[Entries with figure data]
-- Start --
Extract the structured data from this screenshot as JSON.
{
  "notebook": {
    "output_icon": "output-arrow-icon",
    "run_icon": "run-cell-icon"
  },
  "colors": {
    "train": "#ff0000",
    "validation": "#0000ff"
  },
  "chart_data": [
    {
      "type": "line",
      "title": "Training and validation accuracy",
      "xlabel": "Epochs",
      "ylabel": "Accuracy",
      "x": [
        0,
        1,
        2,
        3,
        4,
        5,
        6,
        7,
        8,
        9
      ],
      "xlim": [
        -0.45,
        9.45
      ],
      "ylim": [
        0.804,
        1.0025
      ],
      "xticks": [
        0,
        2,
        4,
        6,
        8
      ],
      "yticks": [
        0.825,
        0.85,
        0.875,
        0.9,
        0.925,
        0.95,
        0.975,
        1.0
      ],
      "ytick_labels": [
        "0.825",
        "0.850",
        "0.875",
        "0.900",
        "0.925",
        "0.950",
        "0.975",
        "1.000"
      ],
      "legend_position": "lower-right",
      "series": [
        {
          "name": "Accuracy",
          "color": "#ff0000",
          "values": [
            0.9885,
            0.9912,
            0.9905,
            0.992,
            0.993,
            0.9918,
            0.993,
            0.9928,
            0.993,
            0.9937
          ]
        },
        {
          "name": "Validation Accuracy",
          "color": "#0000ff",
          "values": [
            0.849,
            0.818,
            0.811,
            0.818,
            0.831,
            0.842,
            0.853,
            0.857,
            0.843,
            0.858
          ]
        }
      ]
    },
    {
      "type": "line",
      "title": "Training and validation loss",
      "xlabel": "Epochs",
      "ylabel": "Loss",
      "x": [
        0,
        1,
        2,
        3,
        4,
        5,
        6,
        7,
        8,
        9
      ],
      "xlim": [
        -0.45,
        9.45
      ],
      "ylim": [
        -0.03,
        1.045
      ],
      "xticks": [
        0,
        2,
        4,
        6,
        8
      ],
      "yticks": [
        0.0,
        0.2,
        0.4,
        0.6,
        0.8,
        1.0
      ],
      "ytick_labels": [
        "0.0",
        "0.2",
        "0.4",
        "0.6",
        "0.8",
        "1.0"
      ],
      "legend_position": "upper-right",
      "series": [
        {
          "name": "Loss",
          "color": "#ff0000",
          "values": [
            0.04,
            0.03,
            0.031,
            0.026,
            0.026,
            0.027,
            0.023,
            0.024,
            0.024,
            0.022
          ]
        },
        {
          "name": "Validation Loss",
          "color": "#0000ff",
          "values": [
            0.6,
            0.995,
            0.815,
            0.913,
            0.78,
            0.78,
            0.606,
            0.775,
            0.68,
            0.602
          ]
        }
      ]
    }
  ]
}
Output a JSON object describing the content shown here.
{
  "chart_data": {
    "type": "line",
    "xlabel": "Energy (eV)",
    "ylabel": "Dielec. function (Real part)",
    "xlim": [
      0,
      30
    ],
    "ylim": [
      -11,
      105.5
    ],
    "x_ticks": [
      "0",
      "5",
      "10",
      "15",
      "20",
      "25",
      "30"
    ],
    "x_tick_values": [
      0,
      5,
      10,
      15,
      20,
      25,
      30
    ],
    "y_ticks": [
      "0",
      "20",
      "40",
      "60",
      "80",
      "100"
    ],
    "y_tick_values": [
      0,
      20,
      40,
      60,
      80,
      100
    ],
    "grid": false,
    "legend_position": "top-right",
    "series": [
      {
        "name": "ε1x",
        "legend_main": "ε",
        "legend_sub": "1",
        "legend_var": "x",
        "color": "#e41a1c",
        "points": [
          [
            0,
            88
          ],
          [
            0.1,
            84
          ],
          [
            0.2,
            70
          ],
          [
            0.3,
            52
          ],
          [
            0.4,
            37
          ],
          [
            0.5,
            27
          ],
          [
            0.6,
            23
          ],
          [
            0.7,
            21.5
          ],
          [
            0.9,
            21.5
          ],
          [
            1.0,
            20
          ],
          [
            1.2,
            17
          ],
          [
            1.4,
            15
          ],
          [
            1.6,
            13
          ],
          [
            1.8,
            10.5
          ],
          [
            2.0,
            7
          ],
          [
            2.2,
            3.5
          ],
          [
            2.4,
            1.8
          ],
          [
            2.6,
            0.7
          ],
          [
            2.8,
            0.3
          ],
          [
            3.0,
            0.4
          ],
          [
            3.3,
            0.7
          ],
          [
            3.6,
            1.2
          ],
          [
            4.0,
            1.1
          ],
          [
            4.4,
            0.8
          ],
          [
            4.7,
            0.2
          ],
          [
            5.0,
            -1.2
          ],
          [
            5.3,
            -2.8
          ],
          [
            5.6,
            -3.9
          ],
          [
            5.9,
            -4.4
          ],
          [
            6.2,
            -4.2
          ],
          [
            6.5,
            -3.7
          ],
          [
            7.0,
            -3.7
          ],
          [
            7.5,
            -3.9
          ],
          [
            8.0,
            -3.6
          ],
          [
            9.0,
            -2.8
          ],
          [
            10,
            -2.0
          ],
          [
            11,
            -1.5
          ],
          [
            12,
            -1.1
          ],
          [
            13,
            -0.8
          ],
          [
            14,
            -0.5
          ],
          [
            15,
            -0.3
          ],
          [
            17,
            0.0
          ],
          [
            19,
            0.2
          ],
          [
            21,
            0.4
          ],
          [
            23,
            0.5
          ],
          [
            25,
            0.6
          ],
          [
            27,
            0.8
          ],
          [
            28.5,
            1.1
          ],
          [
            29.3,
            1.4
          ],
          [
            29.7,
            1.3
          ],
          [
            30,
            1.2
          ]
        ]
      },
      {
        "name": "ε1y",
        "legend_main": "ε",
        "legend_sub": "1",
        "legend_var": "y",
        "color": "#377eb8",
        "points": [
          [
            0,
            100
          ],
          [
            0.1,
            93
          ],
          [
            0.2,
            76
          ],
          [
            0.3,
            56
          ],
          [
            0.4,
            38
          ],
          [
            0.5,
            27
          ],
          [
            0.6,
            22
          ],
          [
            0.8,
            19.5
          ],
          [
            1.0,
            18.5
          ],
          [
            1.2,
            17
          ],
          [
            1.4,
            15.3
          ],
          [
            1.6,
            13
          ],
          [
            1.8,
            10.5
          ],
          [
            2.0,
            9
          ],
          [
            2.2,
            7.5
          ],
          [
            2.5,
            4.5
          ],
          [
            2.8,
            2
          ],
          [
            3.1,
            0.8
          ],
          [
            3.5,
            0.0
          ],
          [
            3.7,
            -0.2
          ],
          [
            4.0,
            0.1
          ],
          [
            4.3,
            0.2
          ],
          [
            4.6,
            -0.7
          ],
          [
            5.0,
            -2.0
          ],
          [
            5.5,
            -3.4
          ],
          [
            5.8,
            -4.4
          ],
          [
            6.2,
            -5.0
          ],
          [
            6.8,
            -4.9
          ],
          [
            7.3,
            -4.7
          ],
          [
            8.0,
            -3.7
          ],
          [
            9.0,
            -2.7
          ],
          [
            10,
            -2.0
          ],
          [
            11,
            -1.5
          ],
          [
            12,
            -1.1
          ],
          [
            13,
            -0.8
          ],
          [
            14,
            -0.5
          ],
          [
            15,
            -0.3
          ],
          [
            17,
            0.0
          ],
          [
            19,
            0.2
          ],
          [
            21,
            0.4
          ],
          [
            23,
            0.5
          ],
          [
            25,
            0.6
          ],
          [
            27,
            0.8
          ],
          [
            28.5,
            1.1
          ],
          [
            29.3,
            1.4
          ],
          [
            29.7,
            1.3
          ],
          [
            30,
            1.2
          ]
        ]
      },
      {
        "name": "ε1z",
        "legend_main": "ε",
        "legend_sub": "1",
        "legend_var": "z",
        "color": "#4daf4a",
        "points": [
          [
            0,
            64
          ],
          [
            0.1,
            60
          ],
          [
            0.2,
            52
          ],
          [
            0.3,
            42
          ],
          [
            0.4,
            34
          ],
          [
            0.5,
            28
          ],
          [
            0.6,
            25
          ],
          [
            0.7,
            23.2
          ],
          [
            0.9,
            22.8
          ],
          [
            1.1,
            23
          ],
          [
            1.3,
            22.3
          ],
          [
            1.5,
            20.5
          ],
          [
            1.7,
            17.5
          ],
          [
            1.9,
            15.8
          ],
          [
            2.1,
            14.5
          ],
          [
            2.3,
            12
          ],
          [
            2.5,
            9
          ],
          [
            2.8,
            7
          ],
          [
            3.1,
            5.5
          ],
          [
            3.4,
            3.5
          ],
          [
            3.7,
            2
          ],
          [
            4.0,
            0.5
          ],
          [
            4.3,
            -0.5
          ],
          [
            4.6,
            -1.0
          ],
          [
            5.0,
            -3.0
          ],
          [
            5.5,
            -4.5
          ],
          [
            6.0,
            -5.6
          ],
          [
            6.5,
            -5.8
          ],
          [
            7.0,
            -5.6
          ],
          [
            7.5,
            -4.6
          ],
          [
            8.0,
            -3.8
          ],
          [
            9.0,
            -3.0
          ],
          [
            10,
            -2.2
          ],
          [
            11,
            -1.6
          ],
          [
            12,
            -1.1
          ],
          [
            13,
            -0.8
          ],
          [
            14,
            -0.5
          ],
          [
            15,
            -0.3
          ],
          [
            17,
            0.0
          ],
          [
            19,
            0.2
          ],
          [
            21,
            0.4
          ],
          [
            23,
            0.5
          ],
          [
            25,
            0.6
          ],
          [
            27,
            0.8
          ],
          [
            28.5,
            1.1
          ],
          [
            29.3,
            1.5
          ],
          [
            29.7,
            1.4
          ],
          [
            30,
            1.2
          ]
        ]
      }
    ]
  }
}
-- End --
- [What the exercise asks]: Every line in the data that holds "icon" should be copied out.

- [Completed exercise]:
    "output_icon": "output-arrow-icon",
    "run_icon": "run-cell-icon"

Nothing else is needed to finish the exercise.